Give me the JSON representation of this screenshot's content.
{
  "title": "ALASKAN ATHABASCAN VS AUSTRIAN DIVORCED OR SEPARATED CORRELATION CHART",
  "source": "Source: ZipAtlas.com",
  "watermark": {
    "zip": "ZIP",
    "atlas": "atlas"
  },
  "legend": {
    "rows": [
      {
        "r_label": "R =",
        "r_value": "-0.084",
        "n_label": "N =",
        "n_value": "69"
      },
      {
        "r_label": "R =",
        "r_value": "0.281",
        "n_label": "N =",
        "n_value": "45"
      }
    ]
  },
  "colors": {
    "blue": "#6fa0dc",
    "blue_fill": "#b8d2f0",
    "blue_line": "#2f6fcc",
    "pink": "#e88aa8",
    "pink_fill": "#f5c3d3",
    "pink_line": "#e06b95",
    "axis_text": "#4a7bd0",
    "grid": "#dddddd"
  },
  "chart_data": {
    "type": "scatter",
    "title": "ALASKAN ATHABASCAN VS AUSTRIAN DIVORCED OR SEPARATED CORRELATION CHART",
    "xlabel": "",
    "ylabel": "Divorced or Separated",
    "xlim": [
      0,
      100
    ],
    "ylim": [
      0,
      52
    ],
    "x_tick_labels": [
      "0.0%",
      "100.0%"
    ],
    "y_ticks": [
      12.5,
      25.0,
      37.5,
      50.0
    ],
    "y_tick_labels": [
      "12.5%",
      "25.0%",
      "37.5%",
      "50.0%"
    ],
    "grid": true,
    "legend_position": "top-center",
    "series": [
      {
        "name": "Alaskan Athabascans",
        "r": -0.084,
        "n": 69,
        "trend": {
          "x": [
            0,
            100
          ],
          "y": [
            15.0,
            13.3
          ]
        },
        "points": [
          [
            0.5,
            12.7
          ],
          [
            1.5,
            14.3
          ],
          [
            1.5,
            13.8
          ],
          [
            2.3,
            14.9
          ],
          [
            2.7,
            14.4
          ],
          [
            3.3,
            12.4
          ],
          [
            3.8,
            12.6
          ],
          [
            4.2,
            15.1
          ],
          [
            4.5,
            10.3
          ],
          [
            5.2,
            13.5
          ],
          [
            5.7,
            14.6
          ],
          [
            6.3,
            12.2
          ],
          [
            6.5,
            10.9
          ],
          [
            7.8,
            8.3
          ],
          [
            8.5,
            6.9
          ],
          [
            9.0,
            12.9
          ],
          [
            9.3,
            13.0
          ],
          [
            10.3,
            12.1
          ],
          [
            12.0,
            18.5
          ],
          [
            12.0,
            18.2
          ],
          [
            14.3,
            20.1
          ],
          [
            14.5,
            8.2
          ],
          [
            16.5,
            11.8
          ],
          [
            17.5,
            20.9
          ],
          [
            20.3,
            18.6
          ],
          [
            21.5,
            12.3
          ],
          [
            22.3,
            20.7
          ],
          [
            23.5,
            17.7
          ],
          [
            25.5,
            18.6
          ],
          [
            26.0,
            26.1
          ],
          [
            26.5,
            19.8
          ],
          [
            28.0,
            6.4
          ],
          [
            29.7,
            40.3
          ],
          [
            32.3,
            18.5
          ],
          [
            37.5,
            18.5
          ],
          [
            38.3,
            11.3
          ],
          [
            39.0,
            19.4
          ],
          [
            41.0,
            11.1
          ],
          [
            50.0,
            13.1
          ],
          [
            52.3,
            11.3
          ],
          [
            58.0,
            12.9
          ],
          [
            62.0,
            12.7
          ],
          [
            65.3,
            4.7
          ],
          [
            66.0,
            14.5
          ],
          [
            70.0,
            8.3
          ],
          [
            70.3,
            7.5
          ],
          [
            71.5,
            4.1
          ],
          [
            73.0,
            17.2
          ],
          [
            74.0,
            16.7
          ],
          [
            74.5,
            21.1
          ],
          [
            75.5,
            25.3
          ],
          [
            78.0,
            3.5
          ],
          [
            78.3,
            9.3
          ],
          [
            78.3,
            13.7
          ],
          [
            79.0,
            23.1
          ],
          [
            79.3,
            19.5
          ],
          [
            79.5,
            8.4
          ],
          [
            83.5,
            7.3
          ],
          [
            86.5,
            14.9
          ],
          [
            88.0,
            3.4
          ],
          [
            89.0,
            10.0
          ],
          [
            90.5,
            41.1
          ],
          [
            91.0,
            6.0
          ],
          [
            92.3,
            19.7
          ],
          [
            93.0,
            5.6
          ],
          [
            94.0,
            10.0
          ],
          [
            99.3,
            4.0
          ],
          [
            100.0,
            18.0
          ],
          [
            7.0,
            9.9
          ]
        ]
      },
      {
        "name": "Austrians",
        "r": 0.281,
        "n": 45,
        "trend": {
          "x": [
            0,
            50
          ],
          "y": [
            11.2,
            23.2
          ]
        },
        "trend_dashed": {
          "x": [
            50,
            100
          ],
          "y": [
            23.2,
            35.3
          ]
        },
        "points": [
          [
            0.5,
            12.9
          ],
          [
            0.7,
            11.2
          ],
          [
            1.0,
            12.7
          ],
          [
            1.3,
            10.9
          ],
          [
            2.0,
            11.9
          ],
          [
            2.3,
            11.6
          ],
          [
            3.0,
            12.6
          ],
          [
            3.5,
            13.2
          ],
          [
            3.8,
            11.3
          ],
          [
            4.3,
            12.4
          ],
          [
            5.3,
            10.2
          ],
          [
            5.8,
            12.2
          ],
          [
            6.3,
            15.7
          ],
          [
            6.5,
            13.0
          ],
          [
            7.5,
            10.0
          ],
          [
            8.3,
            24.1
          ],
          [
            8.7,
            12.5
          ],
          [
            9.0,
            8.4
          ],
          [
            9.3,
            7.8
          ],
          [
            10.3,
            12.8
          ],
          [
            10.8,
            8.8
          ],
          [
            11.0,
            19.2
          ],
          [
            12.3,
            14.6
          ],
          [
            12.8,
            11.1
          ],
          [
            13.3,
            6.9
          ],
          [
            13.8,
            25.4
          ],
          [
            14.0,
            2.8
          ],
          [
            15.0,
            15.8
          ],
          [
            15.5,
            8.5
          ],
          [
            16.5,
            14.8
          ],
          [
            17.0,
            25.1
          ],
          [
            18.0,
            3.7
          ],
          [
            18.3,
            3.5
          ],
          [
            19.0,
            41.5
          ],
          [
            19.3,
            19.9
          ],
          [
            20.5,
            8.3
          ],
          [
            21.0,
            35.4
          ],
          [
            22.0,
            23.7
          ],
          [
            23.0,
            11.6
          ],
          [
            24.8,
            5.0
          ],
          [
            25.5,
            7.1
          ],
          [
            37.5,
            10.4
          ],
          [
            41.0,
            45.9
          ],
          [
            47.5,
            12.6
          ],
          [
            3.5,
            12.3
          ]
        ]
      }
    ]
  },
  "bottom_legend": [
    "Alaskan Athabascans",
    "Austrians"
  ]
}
★ ★ ★ ★ ★ ★ ★
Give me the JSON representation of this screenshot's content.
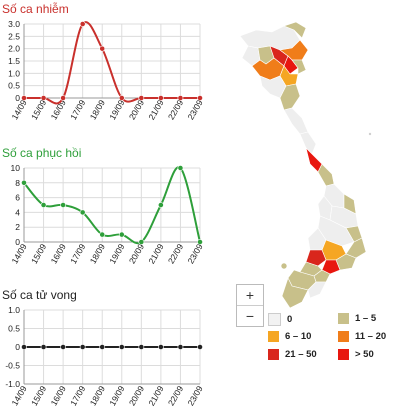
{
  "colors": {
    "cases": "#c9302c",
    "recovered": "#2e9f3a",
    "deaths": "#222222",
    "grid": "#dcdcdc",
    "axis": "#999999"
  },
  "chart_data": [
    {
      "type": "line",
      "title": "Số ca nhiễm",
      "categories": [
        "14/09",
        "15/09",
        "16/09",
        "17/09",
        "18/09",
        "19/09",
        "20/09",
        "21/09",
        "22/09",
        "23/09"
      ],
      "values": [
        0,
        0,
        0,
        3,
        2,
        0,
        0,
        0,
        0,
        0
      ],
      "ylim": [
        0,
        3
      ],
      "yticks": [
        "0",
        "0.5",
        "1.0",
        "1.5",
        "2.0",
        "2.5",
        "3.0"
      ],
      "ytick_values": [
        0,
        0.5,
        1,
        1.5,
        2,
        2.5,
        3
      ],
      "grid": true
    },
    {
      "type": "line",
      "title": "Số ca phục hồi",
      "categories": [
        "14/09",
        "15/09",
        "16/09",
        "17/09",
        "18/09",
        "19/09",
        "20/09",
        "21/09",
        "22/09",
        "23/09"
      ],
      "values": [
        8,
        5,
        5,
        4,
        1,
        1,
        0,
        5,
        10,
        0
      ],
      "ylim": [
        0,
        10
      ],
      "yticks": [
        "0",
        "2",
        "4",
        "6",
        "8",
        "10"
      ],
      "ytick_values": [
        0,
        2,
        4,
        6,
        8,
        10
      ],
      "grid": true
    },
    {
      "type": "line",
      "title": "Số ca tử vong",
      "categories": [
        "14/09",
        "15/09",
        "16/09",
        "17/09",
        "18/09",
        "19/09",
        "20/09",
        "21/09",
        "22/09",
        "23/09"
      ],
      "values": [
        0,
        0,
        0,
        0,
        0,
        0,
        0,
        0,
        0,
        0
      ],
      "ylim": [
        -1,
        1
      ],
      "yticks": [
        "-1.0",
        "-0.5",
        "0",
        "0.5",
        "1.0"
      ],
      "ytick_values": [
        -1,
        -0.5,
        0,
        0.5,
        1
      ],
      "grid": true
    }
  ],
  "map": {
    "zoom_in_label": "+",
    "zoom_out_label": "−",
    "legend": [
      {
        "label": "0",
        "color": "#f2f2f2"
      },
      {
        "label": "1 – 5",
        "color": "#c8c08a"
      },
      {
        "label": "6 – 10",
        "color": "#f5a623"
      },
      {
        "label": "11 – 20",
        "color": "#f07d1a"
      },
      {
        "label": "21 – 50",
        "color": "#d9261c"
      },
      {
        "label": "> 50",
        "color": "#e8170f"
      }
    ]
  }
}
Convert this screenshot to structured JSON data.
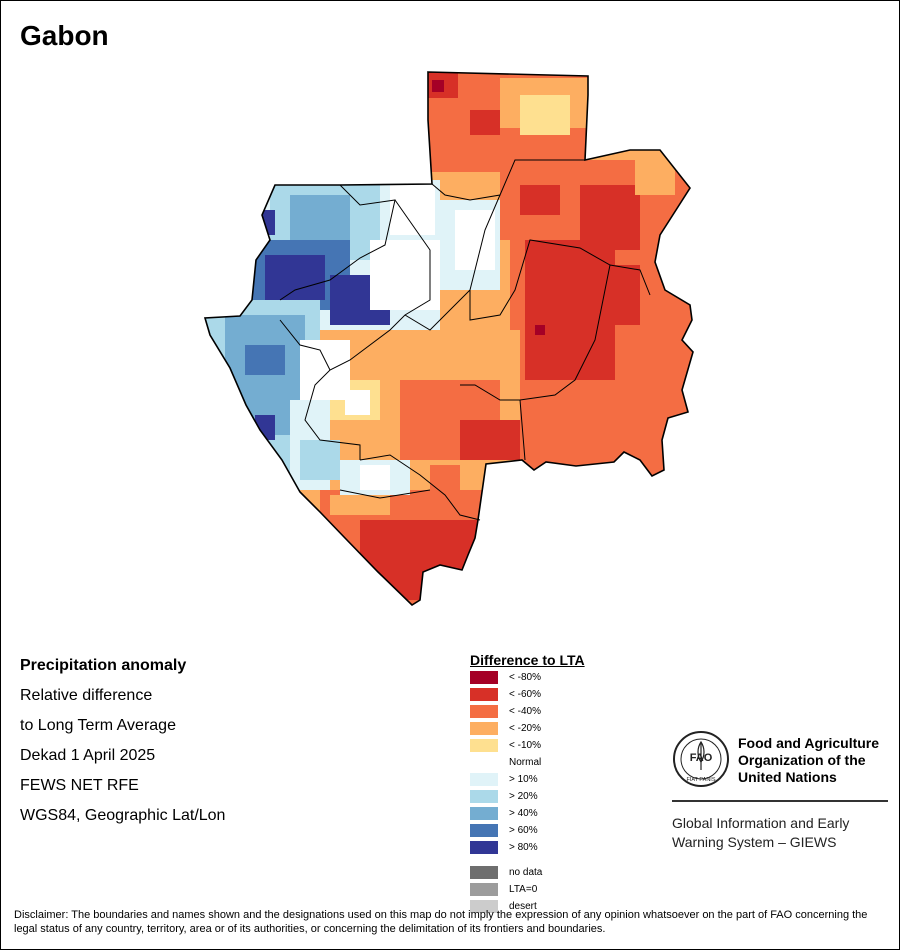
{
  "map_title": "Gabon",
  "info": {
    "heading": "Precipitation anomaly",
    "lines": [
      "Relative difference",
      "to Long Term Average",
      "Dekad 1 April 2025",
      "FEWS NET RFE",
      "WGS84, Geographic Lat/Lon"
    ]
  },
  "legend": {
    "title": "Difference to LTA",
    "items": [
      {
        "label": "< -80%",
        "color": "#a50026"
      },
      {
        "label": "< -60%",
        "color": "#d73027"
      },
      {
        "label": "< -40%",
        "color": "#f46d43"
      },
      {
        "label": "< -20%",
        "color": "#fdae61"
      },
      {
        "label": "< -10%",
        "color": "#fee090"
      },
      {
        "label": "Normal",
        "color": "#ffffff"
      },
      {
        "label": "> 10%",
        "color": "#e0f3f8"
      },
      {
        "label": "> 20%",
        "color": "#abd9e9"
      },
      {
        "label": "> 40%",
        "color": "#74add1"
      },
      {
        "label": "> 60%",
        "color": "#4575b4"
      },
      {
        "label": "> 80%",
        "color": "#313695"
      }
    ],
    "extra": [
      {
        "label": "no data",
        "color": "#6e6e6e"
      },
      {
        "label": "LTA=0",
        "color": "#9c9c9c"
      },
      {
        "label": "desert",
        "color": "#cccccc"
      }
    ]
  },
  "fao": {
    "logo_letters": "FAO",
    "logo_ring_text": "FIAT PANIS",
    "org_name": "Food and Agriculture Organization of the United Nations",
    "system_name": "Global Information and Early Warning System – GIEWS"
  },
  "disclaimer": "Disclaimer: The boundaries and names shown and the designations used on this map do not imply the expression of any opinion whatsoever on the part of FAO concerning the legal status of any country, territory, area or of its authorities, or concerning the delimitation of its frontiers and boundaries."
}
★ ★ ★ ★ ★ ★ ★
§ SET EXERCISE:
Identify the lines in the entries above that contain "Athabascans", then copy them out.

§ WRITTEN RESPONSE:
        "name": "Alaskan Athabascans",
    "Alaskan Athabascans",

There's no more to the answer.